TASK INSTRUCTIONS: Select every line containing the word "Antonín" from the material, and copy those lines.

Data items
---------------

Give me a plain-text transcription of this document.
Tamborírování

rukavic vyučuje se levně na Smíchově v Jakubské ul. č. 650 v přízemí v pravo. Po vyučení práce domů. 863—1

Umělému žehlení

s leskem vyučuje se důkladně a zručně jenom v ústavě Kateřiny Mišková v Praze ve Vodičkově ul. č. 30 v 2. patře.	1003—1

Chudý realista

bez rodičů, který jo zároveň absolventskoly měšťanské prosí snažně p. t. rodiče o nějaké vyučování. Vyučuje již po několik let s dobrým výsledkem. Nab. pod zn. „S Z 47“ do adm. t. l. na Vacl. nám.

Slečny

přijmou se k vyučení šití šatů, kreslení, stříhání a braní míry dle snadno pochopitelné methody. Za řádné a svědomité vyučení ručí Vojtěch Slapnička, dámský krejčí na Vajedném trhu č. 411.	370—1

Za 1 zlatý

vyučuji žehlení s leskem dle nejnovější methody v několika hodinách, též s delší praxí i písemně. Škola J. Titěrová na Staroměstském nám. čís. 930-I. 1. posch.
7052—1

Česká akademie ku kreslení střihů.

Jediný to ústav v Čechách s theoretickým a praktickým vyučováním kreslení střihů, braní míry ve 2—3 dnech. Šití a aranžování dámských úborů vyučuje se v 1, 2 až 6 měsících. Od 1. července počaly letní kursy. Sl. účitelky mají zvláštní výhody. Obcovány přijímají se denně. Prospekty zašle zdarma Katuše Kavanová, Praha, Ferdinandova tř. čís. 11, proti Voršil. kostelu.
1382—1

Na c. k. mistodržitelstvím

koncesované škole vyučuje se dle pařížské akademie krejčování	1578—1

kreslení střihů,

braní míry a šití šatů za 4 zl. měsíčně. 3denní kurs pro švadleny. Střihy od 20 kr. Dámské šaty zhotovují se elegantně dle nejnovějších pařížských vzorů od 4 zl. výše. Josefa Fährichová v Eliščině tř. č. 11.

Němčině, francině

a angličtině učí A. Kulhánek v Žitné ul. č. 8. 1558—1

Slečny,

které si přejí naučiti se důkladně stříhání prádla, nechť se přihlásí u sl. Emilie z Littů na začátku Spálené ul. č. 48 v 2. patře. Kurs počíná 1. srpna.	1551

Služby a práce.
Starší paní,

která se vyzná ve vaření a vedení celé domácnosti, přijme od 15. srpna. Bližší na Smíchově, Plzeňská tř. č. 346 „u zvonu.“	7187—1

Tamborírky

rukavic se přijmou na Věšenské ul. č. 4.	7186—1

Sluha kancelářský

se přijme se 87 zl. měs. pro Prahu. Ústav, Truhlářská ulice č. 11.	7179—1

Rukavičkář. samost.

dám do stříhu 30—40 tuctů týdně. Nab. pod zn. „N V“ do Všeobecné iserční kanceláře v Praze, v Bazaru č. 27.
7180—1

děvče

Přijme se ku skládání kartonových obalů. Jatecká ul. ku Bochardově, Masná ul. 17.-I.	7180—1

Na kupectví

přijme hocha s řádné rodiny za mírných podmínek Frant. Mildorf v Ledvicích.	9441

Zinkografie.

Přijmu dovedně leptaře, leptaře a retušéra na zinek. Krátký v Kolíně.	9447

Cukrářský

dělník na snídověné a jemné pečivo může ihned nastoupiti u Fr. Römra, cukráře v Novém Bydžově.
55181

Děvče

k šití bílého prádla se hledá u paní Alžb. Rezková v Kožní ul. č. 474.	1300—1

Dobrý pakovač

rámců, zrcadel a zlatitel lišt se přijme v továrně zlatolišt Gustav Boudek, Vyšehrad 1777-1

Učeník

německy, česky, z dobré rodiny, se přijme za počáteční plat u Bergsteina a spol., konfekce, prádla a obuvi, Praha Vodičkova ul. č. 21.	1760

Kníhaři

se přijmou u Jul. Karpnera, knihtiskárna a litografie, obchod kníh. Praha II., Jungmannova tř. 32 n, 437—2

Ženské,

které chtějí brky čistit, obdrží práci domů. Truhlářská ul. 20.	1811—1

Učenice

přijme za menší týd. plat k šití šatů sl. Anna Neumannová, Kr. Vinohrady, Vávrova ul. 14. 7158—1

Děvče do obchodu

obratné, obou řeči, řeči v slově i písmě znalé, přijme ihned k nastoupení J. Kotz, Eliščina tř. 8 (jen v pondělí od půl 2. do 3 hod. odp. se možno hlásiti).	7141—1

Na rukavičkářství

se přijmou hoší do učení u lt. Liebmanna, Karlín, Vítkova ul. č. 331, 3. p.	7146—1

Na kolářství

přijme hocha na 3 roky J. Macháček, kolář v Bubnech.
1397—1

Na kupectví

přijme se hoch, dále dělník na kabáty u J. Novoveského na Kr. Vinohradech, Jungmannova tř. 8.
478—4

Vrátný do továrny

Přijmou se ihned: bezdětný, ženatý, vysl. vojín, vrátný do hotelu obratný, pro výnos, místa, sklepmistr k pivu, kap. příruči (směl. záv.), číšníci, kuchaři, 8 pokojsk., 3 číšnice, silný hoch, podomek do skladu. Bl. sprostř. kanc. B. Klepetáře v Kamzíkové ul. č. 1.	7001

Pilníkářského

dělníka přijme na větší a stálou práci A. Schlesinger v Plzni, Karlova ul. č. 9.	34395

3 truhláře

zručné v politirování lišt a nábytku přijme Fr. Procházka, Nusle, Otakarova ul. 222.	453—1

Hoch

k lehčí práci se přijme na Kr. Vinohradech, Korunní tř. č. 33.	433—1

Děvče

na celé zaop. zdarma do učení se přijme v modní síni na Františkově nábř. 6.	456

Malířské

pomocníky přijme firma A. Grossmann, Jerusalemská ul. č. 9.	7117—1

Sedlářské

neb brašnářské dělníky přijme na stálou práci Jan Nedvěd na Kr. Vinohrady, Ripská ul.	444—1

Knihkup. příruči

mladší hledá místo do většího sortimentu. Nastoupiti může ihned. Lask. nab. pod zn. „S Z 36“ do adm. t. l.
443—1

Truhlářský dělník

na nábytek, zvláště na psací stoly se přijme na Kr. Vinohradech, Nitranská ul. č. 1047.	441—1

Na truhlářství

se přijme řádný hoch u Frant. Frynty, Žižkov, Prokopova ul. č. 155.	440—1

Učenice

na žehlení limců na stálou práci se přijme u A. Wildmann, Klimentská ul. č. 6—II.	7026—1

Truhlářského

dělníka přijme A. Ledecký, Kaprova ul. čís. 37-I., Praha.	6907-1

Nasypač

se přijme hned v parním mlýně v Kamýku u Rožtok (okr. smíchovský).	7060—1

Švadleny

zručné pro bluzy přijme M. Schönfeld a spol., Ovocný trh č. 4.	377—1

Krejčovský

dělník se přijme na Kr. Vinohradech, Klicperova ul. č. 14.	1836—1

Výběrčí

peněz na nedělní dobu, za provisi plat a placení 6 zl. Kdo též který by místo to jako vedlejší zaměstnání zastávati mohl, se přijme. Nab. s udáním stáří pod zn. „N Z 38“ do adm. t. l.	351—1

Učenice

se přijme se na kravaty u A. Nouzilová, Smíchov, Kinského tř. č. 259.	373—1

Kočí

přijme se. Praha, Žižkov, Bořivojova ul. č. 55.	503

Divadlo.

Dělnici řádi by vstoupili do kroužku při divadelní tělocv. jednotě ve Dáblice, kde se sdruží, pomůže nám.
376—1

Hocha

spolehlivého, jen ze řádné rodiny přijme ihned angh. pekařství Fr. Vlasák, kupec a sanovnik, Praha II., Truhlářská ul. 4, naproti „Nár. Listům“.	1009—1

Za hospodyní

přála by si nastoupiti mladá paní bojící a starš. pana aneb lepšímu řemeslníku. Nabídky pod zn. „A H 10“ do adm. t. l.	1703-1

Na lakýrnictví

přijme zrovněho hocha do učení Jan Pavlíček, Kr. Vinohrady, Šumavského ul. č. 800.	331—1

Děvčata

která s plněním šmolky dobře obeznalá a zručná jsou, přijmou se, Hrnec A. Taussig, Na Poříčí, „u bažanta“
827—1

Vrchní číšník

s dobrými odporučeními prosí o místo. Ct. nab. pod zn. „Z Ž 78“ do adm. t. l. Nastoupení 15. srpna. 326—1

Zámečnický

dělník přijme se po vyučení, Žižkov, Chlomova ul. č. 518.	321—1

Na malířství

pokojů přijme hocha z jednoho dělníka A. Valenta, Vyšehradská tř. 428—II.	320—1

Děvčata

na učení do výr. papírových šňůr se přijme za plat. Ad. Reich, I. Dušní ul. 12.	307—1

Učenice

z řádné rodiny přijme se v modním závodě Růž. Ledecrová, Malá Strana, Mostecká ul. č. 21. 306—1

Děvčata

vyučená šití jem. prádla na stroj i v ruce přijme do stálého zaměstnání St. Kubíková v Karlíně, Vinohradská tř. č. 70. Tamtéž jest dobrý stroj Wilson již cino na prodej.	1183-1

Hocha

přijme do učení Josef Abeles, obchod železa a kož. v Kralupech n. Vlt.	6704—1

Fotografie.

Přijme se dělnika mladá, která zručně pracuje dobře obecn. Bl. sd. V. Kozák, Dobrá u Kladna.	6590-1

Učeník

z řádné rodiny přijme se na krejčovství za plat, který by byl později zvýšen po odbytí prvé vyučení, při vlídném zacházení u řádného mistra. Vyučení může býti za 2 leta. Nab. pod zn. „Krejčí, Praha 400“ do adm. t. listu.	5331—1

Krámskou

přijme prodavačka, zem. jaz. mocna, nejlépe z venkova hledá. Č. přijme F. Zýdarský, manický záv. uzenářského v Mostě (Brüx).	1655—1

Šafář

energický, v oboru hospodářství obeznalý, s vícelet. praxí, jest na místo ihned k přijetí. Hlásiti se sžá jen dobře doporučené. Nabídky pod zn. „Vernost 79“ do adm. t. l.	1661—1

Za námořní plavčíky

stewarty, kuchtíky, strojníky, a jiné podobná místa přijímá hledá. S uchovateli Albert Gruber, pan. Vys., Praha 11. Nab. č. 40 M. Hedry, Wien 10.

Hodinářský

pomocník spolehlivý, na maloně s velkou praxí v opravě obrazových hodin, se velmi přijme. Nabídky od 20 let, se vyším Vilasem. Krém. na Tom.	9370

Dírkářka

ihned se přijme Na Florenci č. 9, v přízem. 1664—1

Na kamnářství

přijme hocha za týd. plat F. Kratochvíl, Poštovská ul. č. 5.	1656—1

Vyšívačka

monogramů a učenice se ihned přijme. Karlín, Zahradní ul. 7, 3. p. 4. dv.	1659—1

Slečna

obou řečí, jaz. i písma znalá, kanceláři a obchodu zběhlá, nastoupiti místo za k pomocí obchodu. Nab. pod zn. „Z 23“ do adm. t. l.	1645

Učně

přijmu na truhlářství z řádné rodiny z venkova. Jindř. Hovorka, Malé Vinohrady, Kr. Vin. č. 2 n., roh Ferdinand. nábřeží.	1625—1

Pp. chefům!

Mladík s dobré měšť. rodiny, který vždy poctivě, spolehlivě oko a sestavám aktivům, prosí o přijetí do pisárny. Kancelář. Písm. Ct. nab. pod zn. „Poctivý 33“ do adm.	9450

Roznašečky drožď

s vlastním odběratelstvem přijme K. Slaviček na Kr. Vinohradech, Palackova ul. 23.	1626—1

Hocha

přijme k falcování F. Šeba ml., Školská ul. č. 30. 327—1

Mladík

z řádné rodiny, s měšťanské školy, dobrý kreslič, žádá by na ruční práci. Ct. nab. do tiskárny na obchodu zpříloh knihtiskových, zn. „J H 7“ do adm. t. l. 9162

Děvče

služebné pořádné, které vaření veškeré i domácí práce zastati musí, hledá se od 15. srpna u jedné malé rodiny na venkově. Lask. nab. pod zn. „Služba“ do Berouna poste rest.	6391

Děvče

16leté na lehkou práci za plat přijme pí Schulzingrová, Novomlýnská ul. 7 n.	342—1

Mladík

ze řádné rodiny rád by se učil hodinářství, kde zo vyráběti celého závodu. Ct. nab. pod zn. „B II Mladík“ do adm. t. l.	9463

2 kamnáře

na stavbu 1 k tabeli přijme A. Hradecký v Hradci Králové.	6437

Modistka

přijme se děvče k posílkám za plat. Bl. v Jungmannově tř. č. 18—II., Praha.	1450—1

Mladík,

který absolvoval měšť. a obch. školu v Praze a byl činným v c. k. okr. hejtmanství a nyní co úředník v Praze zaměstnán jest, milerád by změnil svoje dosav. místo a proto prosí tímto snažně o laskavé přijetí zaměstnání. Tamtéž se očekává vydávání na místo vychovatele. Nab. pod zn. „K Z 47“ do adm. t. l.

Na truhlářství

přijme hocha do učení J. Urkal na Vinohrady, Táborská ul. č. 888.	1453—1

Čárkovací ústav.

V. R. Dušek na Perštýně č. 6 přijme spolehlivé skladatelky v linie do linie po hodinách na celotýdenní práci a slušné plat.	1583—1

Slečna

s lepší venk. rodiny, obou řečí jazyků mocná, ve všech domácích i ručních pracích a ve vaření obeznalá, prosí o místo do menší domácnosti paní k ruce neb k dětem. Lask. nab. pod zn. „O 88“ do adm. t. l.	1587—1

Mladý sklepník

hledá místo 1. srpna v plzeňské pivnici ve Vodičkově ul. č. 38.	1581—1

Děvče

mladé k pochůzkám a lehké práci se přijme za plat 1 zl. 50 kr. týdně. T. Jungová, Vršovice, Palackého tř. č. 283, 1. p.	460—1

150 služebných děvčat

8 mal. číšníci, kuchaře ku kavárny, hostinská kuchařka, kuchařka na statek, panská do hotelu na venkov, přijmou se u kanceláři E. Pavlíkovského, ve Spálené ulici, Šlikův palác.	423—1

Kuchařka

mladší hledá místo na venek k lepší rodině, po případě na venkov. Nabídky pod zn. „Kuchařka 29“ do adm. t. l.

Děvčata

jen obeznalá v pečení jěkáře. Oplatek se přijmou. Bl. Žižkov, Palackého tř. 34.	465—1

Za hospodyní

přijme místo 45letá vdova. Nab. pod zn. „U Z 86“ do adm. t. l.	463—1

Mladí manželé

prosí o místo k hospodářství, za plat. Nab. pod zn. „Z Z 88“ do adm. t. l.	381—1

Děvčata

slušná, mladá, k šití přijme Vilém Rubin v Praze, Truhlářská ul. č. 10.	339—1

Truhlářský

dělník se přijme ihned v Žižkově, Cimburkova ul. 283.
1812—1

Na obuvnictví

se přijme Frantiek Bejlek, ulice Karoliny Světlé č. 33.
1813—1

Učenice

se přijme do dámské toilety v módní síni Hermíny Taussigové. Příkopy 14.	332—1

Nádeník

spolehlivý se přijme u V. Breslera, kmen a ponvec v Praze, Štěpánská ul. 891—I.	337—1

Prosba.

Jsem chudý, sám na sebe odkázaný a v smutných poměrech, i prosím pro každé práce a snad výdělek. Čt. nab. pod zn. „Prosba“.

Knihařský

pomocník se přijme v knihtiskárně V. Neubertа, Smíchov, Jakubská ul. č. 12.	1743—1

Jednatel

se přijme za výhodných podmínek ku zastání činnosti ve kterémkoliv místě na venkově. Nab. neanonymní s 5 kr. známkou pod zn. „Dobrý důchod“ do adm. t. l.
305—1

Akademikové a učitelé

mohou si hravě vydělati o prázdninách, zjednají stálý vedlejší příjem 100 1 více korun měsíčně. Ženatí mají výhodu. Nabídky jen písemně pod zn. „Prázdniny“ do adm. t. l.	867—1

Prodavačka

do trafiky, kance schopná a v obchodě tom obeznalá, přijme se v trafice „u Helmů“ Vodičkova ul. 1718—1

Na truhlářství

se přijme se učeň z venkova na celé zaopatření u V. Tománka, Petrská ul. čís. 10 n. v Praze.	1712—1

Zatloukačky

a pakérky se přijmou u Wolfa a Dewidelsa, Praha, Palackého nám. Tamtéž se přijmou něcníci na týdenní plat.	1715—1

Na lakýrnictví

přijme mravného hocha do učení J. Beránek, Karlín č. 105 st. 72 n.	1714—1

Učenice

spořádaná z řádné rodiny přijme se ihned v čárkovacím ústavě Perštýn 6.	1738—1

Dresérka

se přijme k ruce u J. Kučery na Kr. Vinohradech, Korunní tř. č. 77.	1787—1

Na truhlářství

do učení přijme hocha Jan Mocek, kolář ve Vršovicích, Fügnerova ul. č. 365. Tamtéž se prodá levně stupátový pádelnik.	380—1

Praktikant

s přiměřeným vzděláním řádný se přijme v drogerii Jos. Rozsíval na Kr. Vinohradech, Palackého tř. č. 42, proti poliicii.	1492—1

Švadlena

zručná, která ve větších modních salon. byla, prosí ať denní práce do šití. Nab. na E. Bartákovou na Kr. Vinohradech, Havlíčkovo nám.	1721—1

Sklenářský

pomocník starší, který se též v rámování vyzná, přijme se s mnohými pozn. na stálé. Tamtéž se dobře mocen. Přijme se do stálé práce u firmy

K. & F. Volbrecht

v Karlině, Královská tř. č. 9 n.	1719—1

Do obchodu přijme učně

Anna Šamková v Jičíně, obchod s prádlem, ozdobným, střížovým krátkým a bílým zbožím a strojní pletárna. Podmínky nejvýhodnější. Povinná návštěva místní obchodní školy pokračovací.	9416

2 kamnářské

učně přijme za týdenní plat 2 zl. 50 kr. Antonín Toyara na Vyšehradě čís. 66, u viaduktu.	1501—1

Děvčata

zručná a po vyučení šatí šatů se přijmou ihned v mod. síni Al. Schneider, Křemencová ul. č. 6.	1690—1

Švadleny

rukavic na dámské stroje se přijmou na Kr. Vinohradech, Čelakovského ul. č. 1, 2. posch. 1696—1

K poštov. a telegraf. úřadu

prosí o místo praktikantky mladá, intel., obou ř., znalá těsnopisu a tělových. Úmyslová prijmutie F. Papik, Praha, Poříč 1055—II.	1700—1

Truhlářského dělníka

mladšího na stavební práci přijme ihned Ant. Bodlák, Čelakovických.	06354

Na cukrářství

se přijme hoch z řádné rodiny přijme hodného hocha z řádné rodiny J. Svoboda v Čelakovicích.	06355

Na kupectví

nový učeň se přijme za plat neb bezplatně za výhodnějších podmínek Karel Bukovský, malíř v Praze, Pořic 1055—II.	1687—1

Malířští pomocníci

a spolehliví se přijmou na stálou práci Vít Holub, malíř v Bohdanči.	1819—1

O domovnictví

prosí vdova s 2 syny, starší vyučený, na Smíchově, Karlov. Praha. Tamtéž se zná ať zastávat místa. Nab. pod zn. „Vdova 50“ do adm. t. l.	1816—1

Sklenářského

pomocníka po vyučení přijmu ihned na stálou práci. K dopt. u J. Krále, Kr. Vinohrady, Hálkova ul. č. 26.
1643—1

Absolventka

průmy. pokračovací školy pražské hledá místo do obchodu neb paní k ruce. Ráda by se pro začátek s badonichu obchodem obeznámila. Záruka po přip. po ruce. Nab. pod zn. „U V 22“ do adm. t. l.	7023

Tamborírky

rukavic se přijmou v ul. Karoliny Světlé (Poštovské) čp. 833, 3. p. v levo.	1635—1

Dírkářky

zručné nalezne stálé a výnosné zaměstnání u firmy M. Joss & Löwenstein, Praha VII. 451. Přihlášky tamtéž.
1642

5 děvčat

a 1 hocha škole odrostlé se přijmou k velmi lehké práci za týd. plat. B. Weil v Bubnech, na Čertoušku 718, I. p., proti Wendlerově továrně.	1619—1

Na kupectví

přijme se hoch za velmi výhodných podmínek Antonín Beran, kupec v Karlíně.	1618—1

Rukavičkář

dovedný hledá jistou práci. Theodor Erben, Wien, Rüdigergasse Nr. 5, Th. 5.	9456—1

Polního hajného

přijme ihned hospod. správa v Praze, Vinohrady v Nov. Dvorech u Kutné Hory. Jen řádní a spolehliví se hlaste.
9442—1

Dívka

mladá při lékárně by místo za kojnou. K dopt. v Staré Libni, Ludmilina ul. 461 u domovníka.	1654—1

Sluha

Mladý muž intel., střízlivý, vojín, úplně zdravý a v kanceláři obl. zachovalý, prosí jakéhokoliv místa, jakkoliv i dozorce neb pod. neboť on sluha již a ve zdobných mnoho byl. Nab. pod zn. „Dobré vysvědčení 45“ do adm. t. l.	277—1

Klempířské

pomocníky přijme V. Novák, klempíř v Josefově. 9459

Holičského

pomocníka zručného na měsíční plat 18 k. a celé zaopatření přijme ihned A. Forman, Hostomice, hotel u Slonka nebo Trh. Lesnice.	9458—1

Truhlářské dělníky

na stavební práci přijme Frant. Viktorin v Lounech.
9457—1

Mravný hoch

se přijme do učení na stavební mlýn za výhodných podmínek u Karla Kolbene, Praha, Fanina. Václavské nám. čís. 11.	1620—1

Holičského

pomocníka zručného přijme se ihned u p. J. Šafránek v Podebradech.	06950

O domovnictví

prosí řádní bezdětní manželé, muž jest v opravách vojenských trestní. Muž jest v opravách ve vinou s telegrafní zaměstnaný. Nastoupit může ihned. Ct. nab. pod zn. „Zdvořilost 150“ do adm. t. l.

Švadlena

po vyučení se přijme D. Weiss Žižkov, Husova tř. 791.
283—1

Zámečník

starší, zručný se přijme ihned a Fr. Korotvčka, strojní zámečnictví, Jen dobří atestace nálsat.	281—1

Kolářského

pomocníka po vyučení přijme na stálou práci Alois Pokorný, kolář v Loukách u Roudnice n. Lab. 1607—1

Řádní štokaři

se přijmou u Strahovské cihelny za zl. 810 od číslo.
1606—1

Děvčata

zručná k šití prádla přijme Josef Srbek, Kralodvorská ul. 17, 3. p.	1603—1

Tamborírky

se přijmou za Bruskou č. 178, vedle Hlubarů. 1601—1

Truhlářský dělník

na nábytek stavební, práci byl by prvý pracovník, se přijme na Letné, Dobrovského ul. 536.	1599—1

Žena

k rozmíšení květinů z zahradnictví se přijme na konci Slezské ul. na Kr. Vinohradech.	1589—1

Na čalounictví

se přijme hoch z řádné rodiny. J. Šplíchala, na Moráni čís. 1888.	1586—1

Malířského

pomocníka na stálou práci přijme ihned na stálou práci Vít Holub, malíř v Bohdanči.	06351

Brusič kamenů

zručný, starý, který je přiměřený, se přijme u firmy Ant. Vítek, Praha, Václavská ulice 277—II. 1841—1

---------------

FINISHED ANSWER:
učně přijme za týdenní plat 2 zl. 50 kr. Antonín Toyara na Vyšehradě čís. 66, u viaduktu.	1501—1
přijme se hoch za velmi výhodných podmínek Antonín Beran, kupec v Karlíně.	1618—1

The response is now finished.